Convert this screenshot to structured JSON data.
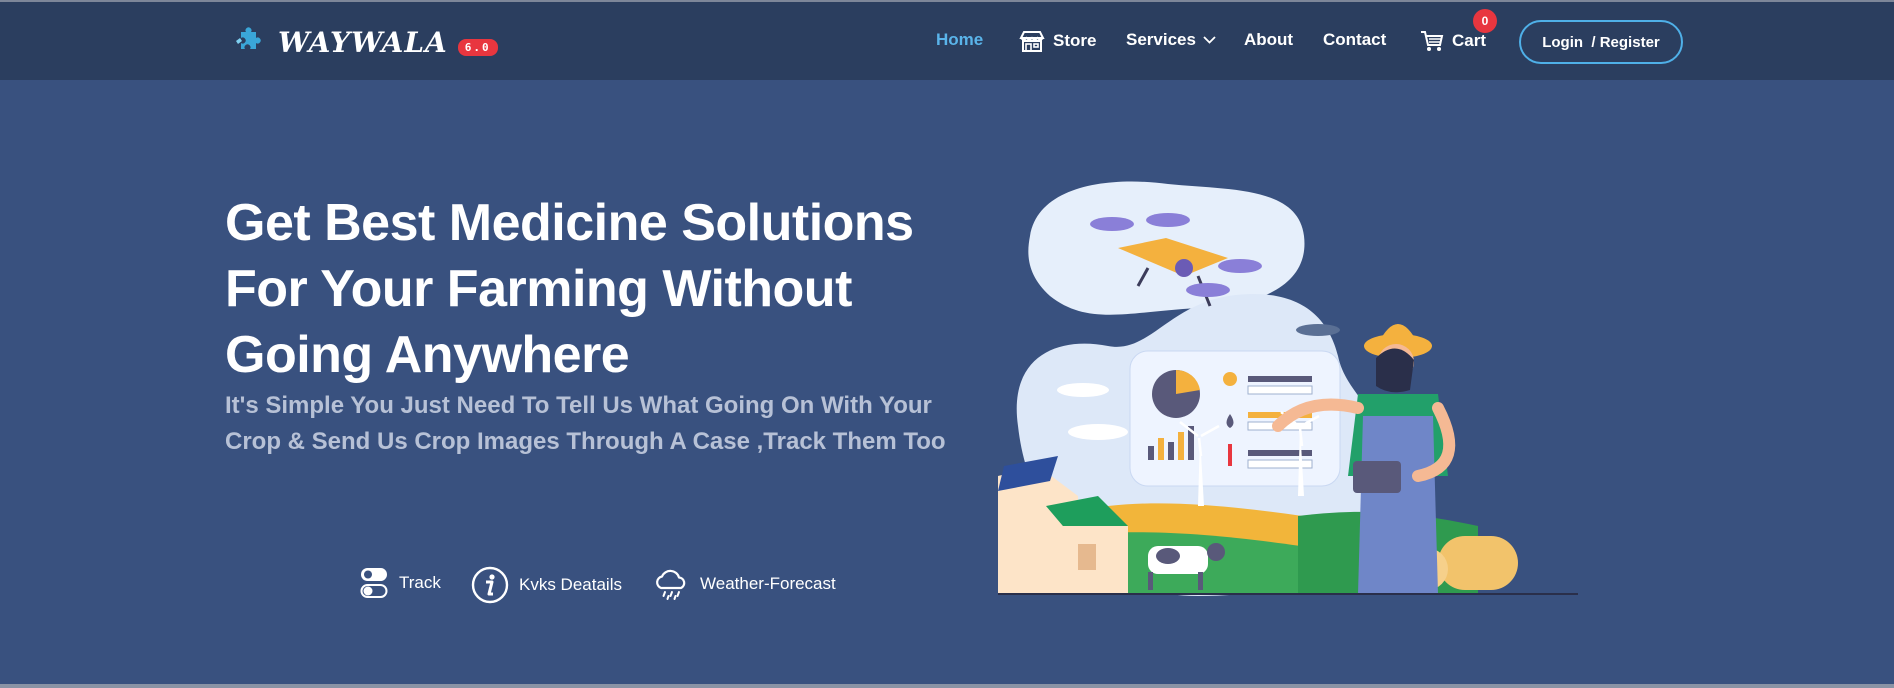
{
  "brand": {
    "name": "WAYWALA",
    "version": "6.0",
    "logo_icon": "puzzle-icon"
  },
  "nav": {
    "home": "Home",
    "store": "Store",
    "services": "Services",
    "about": "About",
    "contact": "Contact",
    "cart": "Cart",
    "cart_count": "0",
    "login": "Login  / Register"
  },
  "hero": {
    "title": "Get Best Medicine Solutions For Your Farming Without Going Anywhere",
    "subtitle": "It's Simple You Just Need To Tell Us What Going On With Your Crop & Send Us Crop Images Through A Case ,Track Them Too"
  },
  "features": [
    {
      "label": "Track",
      "icon": "toggle-track-icon"
    },
    {
      "label": "Kvks Deatails",
      "icon": "info-icon"
    },
    {
      "label": "Weather-Forecast",
      "icon": "cloud-rain-icon"
    }
  ],
  "colors": {
    "background": "#39517f",
    "navbar": "#2b3e5f",
    "accent": "#5ab4ea",
    "badge": "#e8363f"
  }
}
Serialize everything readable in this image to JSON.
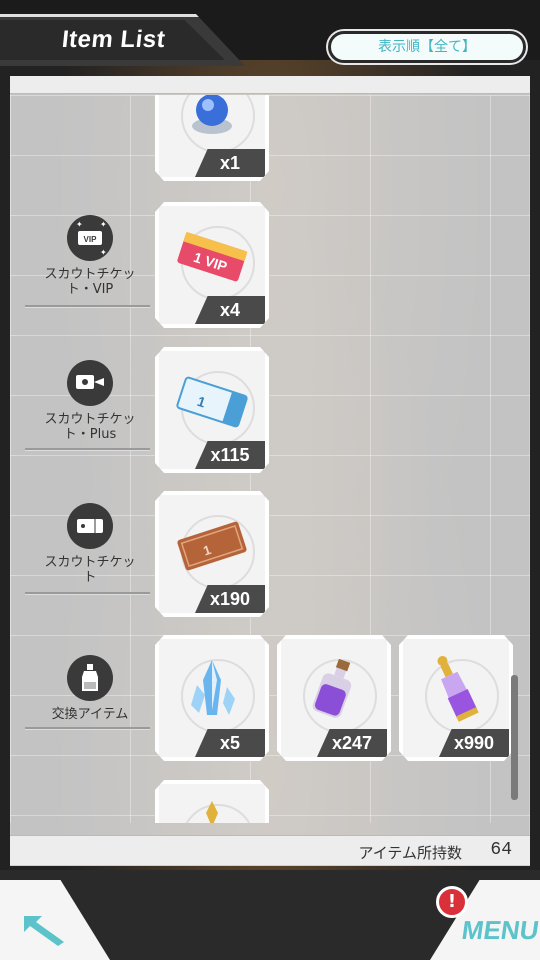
{
  "header": {
    "title": "Item List",
    "sort_label": "表示順【全て】"
  },
  "categories": [
    {
      "label_line1": "スカウトチケッ",
      "label_line2": "ト・VIP",
      "icon": "vip-ticket-icon"
    },
    {
      "label_line1": "スカウトチケッ",
      "label_line2": "ト・Plus",
      "icon": "plus-ticket-icon"
    },
    {
      "label_line1": "スカウトチケッ",
      "label_line2": "ト",
      "icon": "ticket-icon"
    },
    {
      "label_line1": "交換アイテム",
      "label_line2": "",
      "icon": "potion-bottle-icon"
    }
  ],
  "items": [
    {
      "count": "x1",
      "icon": "crystal-orb-item-icon"
    },
    {
      "count": "x4",
      "icon": "vip-ticket-item-icon"
    },
    {
      "count": "x115",
      "icon": "plus-ticket-item-icon"
    },
    {
      "count": "x190",
      "icon": "scout-ticket-item-icon"
    },
    {
      "count": "x5",
      "icon": "blue-crystal-item-icon"
    },
    {
      "count": "x247",
      "icon": "purple-potion-item-icon"
    },
    {
      "count": "x990",
      "icon": "gold-elixir-item-icon"
    }
  ],
  "footer": {
    "item_count_label": "アイテム所持数",
    "item_count_value": "64"
  },
  "nav": {
    "menu_label": "MENU",
    "alert": "!"
  },
  "colors": {
    "accent": "#5bc3c9",
    "alert": "#d9303a",
    "panel": "#ececec"
  }
}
= = = = =
#### INSTRUCTIONS FOR THE TASK
Find the string "Going" in the listing and return every line that holds it.

#### SOLUTION BELOW
    "title": "Get Best Medicine Solutions For Your Farming Without Going Anywhere",
    "subtitle": "It's Simple You Just Need To Tell Us What Going On With Your Crop & Send Us Crop Images Through A Case ,Track Them Too"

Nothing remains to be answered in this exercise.